-- Start Records for the exercise --
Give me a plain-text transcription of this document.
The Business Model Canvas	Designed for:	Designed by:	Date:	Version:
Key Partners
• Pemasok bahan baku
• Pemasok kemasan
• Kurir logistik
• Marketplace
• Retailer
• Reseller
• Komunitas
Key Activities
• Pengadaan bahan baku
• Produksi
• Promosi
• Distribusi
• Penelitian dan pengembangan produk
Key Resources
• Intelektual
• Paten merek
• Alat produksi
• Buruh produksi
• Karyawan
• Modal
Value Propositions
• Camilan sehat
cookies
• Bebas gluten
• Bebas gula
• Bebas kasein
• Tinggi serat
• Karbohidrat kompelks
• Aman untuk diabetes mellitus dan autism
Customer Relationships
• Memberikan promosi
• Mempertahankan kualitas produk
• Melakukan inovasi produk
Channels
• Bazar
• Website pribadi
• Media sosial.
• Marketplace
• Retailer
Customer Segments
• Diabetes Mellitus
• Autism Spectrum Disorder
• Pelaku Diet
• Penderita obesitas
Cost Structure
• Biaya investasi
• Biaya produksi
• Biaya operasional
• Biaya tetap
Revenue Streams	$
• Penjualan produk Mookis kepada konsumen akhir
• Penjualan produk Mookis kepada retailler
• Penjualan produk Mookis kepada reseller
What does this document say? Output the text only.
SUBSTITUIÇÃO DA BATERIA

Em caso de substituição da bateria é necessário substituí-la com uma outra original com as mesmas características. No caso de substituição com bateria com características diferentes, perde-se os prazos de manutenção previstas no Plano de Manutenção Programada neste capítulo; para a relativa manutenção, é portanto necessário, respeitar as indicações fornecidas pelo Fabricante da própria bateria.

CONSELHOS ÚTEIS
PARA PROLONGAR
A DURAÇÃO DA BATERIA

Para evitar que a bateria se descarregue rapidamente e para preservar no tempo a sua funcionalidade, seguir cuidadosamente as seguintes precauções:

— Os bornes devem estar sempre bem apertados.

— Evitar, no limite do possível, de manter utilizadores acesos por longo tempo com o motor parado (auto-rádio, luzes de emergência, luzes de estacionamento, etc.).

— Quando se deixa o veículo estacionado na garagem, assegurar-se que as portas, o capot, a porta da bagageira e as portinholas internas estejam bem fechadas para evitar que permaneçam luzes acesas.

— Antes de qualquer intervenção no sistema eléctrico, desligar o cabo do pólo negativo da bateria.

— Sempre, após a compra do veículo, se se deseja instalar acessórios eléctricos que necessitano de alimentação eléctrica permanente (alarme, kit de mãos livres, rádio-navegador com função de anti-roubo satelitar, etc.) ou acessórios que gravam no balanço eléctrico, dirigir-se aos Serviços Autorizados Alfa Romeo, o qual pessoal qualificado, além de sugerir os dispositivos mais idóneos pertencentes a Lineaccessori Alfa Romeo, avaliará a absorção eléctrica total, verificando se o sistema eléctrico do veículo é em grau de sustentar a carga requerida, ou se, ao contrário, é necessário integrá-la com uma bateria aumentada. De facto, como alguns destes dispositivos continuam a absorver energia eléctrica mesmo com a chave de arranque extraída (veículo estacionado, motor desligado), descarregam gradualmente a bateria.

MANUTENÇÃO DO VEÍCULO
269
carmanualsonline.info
-- End Records for the exercise --
— Goal —
Take the lines above and print them exactly.

— Response for this exercise —
Give me a plain-text transcription of this document.
The Business Model Canvas	Designed for:	Designed by:	Date:	Version:
Key Partners
• Pemasok bahan baku
• Pemasok kemasan
• Kurir logistik
• Marketplace
• Retailer
• Reseller
• Komunitas
Key Activities
• Pengadaan bahan baku
• Produksi
• Promosi
• Distribusi
• Penelitian dan pengembangan produk
Key Resources
• Intelektual
• Paten merek
• Alat produksi
• Buruh produksi
• Karyawan
• Modal
Value Propositions
• Camilan sehat
cookies
• Bebas gluten
• Bebas gula
• Bebas kasein
• Tinggi serat
• Karbohidrat kompelks
• Aman untuk diabetes mellitus dan autism
Customer Relationships
• Memberikan promosi
• Mempertahankan kualitas produk
• Melakukan inovasi produk
Channels
• Bazar
• Website pribadi
• Media sosial.
• Marketplace
• Retailer
Customer Segments
• Diabetes Mellitus
• Autism Spectrum Disorder
• Pelaku Diet
• Penderita obesitas
Cost Structure
• Biaya investasi
• Biaya produksi
• Biaya operasional
• Biaya tetap
Revenue Streams	$
• Penjualan produk Mookis kepada konsumen akhir
• Penjualan produk Mookis kepada retailler
• Penjualan produk Mookis kepada reseller
What does this document say? Output the text only.
SUBSTITUIÇÃO DA BATERIA

Em caso de substituição da bateria é necessário substituí-la com uma outra original com as mesmas características. No caso de substituição com bateria com características diferentes, perde-se os prazos de manutenção previstas no Plano de Manutenção Programada neste capítulo; para a relativa manutenção, é portanto necessário, respeitar as indicações fornecidas pelo Fabricante da própria bateria.

CONSELHOS ÚTEIS
PARA PROLONGAR
A DURAÇÃO DA BATERIA

Para evitar que a bateria se descarregue rapidamente e para preservar no tempo a sua funcionalidade, seguir cuidadosamente as seguintes precauções:

— Os bornes devem estar sempre bem apertados.

— Evitar, no limite do possível, de manter utilizadores acesos por longo tempo com o motor parado (auto-rádio, luzes de emergência, luzes de estacionamento, etc.).

— Quando se deixa o veículo estacionado na garagem, assegurar-se que as portas, o capot, a porta da bagageira e as portinholas internas estejam bem fechadas para evitar que permaneçam luzes acesas.

— Antes de qualquer intervenção no sistema eléctrico, desligar o cabo do pólo negativo da bateria.

— Sempre, após a compra do veículo, se se deseja instalar acessórios eléctricos que necessitano de alimentação eléctrica permanente (alarme, kit de mãos livres, rádio-navegador com função de anti-roubo satelitar, etc.) ou acessórios que gravam no balanço eléctrico, dirigir-se aos Serviços Autorizados Alfa Romeo, o qual pessoal qualificado, além de sugerir os dispositivos mais idóneos pertencentes a Lineaccessori Alfa Romeo, avaliará a absorção eléctrica total, verificando se o sistema eléctrico do veículo é em grau de sustentar a carga requerida, ou se, ao contrário, é necessário integrá-la com uma bateria aumentada. De facto, como alguns destes dispositivos continuam a absorver energia eléctrica mesmo com a chave de arranque extraída (veículo estacionado, motor desligado), descarregam gradualmente a bateria.

MANUTENÇÃO DO VEÍCULO
269
carmanualsonline.info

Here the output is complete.